* **GIVEN PROBLEM**: Write out the entries again exactly as they are given.

* **GIVEN DATA**:
= = = = = = =

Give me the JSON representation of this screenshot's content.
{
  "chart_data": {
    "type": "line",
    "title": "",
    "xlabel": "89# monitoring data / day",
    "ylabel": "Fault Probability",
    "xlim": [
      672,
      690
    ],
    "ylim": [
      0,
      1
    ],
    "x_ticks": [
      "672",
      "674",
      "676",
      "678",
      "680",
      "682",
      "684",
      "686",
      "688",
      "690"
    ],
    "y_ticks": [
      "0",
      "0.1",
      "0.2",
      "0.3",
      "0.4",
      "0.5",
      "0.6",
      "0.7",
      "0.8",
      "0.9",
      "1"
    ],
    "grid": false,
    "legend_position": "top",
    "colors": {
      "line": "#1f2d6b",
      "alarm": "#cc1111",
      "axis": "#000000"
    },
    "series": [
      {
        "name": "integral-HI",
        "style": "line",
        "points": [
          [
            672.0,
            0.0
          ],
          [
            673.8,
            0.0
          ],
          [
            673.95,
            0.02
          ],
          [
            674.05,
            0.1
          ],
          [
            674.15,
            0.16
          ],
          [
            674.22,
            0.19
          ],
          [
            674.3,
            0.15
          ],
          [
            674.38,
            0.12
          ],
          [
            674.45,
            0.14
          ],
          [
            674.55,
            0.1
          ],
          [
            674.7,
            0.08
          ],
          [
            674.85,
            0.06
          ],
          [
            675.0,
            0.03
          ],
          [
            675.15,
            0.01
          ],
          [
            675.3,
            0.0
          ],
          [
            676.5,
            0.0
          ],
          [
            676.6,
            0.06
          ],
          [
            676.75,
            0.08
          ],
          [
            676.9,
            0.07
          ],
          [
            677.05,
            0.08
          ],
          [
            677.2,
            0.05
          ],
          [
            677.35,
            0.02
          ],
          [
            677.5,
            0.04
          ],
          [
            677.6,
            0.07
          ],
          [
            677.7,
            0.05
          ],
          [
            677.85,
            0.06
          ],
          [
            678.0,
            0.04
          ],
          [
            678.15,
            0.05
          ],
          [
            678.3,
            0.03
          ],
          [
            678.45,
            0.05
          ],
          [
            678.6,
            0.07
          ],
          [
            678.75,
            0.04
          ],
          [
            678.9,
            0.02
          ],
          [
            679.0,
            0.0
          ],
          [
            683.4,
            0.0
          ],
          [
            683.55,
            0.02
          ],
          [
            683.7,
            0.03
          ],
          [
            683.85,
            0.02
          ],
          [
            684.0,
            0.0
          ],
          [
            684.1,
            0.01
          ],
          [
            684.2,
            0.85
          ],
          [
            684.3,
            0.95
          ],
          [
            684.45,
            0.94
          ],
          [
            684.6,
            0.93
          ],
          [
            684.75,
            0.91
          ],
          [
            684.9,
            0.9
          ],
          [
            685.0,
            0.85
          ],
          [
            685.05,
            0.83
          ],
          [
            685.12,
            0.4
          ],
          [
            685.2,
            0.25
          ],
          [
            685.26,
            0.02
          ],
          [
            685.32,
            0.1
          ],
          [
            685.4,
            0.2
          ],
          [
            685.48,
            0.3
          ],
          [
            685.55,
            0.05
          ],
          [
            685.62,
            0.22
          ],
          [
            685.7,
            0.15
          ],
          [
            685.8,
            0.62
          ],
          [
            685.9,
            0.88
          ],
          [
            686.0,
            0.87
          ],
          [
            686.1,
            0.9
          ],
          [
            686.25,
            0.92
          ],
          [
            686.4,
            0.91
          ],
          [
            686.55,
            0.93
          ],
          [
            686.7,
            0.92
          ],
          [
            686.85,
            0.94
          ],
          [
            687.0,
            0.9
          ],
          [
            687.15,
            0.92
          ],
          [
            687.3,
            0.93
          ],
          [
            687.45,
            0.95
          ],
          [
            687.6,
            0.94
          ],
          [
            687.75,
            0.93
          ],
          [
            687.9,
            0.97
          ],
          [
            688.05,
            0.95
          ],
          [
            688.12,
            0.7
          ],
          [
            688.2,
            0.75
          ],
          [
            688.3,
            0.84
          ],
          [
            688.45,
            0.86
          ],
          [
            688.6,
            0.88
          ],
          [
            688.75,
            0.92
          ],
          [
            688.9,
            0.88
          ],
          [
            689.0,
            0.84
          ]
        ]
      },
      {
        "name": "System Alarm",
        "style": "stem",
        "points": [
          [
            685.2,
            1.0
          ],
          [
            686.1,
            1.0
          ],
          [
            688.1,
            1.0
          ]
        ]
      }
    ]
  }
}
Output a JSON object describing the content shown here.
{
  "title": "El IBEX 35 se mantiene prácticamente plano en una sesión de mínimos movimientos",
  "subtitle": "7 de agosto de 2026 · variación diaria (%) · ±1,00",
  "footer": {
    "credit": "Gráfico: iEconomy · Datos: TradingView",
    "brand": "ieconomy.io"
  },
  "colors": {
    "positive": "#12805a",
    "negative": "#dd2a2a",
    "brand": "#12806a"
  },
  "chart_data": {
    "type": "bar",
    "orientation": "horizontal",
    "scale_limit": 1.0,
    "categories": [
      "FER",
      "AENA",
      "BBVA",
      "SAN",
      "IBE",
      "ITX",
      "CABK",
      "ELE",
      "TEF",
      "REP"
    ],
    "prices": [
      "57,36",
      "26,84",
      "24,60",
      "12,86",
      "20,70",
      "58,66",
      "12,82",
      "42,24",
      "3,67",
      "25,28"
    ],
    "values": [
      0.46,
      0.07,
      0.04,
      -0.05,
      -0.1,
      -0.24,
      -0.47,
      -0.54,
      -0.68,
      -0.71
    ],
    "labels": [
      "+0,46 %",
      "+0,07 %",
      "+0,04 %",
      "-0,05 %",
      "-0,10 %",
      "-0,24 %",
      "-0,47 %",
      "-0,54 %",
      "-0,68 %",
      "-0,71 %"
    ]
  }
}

= = = = = = =

* **FINAL RESULT**:
Give me the JSON representation of this screenshot's content.
{
  "chart_data": {
    "type": "line",
    "title": "",
    "xlabel": "89# monitoring data / day",
    "ylabel": "Fault Probability",
    "xlim": [
      672,
      690
    ],
    "ylim": [
      0,
      1
    ],
    "x_ticks": [
      "672",
      "674",
      "676",
      "678",
      "680",
      "682",
      "684",
      "686",
      "688",
      "690"
    ],
    "y_ticks": [
      "0",
      "0.1",
      "0.2",
      "0.3",
      "0.4",
      "0.5",
      "0.6",
      "0.7",
      "0.8",
      "0.9",
      "1"
    ],
    "grid": false,
    "legend_position": "top",
    "colors": {
      "line": "#1f2d6b",
      "alarm": "#cc1111",
      "axis": "#000000"
    },
    "series": [
      {
        "name": "integral-HI",
        "style": "line",
        "points": [
          [
            672.0,
            0.0
          ],
          [
            673.8,
            0.0
          ],
          [
            673.95,
            0.02
          ],
          [
            674.05,
            0.1
          ],
          [
            674.15,
            0.16
          ],
          [
            674.22,
            0.19
          ],
          [
            674.3,
            0.15
          ],
          [
            674.38,
            0.12
          ],
          [
            674.45,
            0.14
          ],
          [
            674.55,
            0.1
          ],
          [
            674.7,
            0.08
          ],
          [
            674.85,
            0.06
          ],
          [
            675.0,
            0.03
          ],
          [
            675.15,
            0.01
          ],
          [
            675.3,
            0.0
          ],
          [
            676.5,
            0.0
          ],
          [
            676.6,
            0.06
          ],
          [
            676.75,
            0.08
          ],
          [
            676.9,
            0.07
          ],
          [
            677.05,
            0.08
          ],
          [
            677.2,
            0.05
          ],
          [
            677.35,
            0.02
          ],
          [
            677.5,
            0.04
          ],
          [
            677.6,
            0.07
          ],
          [
            677.7,
            0.05
          ],
          [
            677.85,
            0.06
          ],
          [
            678.0,
            0.04
          ],
          [
            678.15,
            0.05
          ],
          [
            678.3,
            0.03
          ],
          [
            678.45,
            0.05
          ],
          [
            678.6,
            0.07
          ],
          [
            678.75,
            0.04
          ],
          [
            678.9,
            0.02
          ],
          [
            679.0,
            0.0
          ],
          [
            683.4,
            0.0
          ],
          [
            683.55,
            0.02
          ],
          [
            683.7,
            0.03
          ],
          [
            683.85,
            0.02
          ],
          [
            684.0,
            0.0
          ],
          [
            684.1,
            0.01
          ],
          [
            684.2,
            0.85
          ],
          [
            684.3,
            0.95
          ],
          [
            684.45,
            0.94
          ],
          [
            684.6,
            0.93
          ],
          [
            684.75,
            0.91
          ],
          [
            684.9,
            0.9
          ],
          [
            685.0,
            0.85
          ],
          [
            685.05,
            0.83
          ],
          [
            685.12,
            0.4
          ],
          [
            685.2,
            0.25
          ],
          [
            685.26,
            0.02
          ],
          [
            685.32,
            0.1
          ],
          [
            685.4,
            0.2
          ],
          [
            685.48,
            0.3
          ],
          [
            685.55,
            0.05
          ],
          [
            685.62,
            0.22
          ],
          [
            685.7,
            0.15
          ],
          [
            685.8,
            0.62
          ],
          [
            685.9,
            0.88
          ],
          [
            686.0,
            0.87
          ],
          [
            686.1,
            0.9
          ],
          [
            686.25,
            0.92
          ],
          [
            686.4,
            0.91
          ],
          [
            686.55,
            0.93
          ],
          [
            686.7,
            0.92
          ],
          [
            686.85,
            0.94
          ],
          [
            687.0,
            0.9
          ],
          [
            687.15,
            0.92
          ],
          [
            687.3,
            0.93
          ],
          [
            687.45,
            0.95
          ],
          [
            687.6,
            0.94
          ],
          [
            687.75,
            0.93
          ],
          [
            687.9,
            0.97
          ],
          [
            688.05,
            0.95
          ],
          [
            688.12,
            0.7
          ],
          [
            688.2,
            0.75
          ],
          [
            688.3,
            0.84
          ],
          [
            688.45,
            0.86
          ],
          [
            688.6,
            0.88
          ],
          [
            688.75,
            0.92
          ],
          [
            688.9,
            0.88
          ],
          [
            689.0,
            0.84
          ]
        ]
      },
      {
        "name": "System Alarm",
        "style": "stem",
        "points": [
          [
            685.2,
            1.0
          ],
          [
            686.1,
            1.0
          ],
          [
            688.1,
            1.0
          ]
        ]
      }
    ]
  }
}
Output a JSON object describing the content shown here.
{
  "title": "El IBEX 35 se mantiene prácticamente plano en una sesión de mínimos movimientos",
  "subtitle": "7 de agosto de 2026 · variación diaria (%) · ±1,00",
  "footer": {
    "credit": "Gráfico: iEconomy · Datos: TradingView",
    "brand": "ieconomy.io"
  },
  "colors": {
    "positive": "#12805a",
    "negative": "#dd2a2a",
    "brand": "#12806a"
  },
  "chart_data": {
    "type": "bar",
    "orientation": "horizontal",
    "scale_limit": 1.0,
    "categories": [
      "FER",
      "AENA",
      "BBVA",
      "SAN",
      "IBE",
      "ITX",
      "CABK",
      "ELE",
      "TEF",
      "REP"
    ],
    "prices": [
      "57,36",
      "26,84",
      "24,60",
      "12,86",
      "20,70",
      "58,66",
      "12,82",
      "42,24",
      "3,67",
      "25,28"
    ],
    "values": [
      0.46,
      0.07,
      0.04,
      -0.05,
      -0.1,
      -0.24,
      -0.47,
      -0.54,
      -0.68,
      -0.71
    ],
    "labels": [
      "+0,46 %",
      "+0,07 %",
      "+0,04 %",
      "-0,05 %",
      "-0,10 %",
      "-0,24 %",
      "-0,47 %",
      "-0,54 %",
      "-0,68 %",
      "-0,71 %"
    ]
  }
}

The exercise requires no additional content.